## AIM OF THE TASK
Pick out every line that holds the string "bicycle" and copy it.

Dataset items:
☆ ☆ ☆

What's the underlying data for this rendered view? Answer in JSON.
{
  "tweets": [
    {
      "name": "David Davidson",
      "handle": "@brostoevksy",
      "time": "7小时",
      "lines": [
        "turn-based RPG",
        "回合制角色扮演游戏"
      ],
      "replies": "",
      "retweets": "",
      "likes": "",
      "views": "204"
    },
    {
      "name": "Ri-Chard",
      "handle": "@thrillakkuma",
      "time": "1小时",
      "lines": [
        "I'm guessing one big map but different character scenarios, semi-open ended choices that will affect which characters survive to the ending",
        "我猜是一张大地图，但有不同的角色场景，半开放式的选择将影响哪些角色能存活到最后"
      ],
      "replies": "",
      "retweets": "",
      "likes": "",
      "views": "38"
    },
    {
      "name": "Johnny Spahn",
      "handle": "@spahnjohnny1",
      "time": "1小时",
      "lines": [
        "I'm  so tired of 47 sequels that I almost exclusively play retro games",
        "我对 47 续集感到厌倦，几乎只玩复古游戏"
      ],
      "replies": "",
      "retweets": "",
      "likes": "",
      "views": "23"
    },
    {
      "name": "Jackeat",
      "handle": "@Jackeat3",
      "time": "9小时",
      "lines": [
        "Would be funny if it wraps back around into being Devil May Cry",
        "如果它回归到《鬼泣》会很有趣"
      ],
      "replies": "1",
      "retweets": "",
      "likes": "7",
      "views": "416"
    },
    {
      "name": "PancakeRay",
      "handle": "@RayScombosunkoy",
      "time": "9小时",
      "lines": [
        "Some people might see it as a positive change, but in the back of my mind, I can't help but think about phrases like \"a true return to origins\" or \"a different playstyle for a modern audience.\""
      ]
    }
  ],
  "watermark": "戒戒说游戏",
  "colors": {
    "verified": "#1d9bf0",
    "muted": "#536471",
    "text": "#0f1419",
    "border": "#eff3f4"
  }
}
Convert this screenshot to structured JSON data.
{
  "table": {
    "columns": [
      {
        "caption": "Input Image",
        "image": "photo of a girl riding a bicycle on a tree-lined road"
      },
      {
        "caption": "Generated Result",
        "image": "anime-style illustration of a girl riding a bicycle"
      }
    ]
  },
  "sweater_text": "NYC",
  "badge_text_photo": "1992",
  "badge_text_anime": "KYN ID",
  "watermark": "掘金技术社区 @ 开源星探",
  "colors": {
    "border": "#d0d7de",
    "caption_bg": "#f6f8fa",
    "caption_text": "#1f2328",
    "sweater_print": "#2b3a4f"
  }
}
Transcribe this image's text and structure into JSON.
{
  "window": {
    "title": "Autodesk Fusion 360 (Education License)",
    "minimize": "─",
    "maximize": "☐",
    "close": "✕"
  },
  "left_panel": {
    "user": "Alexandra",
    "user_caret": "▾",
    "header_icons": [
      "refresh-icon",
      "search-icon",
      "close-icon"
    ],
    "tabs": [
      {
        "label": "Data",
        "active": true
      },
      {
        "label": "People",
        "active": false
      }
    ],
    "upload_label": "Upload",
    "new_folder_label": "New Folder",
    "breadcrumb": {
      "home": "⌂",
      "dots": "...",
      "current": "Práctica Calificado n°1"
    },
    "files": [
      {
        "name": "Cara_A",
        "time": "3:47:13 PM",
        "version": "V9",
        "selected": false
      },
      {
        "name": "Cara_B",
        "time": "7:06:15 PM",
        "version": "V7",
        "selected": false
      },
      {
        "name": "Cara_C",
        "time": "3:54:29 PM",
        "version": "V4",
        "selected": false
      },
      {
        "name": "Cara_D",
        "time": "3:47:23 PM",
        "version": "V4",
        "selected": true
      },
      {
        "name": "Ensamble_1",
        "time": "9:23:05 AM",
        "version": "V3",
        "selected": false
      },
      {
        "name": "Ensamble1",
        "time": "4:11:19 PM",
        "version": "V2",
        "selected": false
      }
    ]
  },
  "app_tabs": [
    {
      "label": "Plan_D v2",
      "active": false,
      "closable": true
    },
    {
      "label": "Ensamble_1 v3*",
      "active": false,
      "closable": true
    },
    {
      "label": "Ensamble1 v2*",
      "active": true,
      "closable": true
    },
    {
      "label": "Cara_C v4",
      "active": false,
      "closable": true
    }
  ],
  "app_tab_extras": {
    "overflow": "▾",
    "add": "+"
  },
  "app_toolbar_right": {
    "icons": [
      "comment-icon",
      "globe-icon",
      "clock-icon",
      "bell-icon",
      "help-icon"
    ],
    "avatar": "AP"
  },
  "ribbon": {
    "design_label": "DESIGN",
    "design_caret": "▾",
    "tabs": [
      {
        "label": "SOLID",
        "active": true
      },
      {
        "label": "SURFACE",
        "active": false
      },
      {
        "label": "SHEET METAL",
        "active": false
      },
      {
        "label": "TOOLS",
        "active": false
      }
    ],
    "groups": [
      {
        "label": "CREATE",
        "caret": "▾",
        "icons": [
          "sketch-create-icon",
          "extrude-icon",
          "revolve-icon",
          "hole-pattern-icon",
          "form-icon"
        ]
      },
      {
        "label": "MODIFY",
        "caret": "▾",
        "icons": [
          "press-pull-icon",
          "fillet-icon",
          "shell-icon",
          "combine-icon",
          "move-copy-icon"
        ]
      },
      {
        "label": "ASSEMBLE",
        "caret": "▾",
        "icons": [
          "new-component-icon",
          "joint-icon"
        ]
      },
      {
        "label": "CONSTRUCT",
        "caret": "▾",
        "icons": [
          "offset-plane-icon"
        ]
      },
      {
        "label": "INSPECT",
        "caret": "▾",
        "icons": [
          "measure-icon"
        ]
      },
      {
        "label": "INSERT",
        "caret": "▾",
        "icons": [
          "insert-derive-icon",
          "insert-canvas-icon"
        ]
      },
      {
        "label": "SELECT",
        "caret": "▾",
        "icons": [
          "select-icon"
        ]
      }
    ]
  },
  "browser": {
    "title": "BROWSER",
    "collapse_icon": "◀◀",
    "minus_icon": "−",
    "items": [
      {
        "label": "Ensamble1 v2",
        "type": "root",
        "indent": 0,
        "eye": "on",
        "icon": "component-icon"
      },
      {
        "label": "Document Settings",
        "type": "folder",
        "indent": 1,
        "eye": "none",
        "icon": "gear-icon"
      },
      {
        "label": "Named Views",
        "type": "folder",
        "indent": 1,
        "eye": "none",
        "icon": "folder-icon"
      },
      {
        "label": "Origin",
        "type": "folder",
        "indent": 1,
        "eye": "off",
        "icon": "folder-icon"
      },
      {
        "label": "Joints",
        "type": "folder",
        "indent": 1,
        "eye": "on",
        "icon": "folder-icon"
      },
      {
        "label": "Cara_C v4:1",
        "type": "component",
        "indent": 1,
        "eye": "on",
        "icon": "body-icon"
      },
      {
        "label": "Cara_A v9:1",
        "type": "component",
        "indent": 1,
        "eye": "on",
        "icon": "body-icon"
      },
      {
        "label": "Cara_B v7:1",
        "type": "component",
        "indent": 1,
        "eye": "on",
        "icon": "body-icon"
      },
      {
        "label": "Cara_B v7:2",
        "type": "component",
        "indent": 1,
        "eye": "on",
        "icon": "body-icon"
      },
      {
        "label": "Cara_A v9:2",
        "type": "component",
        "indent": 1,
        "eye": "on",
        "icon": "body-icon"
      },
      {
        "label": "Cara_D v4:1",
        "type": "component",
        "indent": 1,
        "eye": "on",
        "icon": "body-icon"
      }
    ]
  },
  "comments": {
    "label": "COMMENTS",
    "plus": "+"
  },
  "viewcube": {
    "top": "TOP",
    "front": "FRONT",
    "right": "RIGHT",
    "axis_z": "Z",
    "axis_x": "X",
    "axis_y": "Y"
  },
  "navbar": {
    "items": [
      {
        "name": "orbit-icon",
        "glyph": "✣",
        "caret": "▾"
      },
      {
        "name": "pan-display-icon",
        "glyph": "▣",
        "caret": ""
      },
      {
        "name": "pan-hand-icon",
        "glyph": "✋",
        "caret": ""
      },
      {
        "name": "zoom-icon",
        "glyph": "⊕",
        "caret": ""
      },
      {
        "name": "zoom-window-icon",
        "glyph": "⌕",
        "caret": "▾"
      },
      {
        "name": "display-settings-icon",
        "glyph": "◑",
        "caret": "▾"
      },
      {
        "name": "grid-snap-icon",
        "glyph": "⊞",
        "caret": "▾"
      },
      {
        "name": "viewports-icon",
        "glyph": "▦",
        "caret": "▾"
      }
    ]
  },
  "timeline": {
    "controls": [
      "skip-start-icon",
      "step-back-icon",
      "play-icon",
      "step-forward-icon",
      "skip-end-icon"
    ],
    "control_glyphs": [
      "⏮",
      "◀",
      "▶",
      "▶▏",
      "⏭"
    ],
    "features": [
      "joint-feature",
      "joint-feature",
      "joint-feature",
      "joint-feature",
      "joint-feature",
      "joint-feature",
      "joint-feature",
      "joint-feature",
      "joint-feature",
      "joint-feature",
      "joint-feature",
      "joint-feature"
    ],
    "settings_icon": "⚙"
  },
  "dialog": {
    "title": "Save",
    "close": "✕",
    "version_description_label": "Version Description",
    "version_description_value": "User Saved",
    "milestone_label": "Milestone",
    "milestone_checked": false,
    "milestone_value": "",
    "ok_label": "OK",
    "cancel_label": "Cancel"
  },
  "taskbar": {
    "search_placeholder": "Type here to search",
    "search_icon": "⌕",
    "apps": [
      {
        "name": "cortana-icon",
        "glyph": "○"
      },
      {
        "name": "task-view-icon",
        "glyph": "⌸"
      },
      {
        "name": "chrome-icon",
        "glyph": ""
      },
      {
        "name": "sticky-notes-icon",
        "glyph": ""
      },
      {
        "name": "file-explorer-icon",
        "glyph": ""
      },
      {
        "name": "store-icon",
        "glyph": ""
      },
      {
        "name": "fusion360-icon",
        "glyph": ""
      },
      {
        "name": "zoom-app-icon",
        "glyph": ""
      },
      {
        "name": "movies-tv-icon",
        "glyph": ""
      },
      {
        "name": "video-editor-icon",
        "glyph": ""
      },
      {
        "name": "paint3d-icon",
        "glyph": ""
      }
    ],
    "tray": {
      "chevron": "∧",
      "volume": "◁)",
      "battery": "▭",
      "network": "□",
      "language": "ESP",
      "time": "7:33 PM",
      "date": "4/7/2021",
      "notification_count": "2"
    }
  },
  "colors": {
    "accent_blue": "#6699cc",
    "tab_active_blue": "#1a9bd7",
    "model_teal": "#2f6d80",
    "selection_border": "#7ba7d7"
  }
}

☆ ☆ ☆

## TASK RESULT
        "image": "photo of a girl riding a bicycle on a tree-lined road"
        "image": "anime-style illustration of a girl riding a bicycle"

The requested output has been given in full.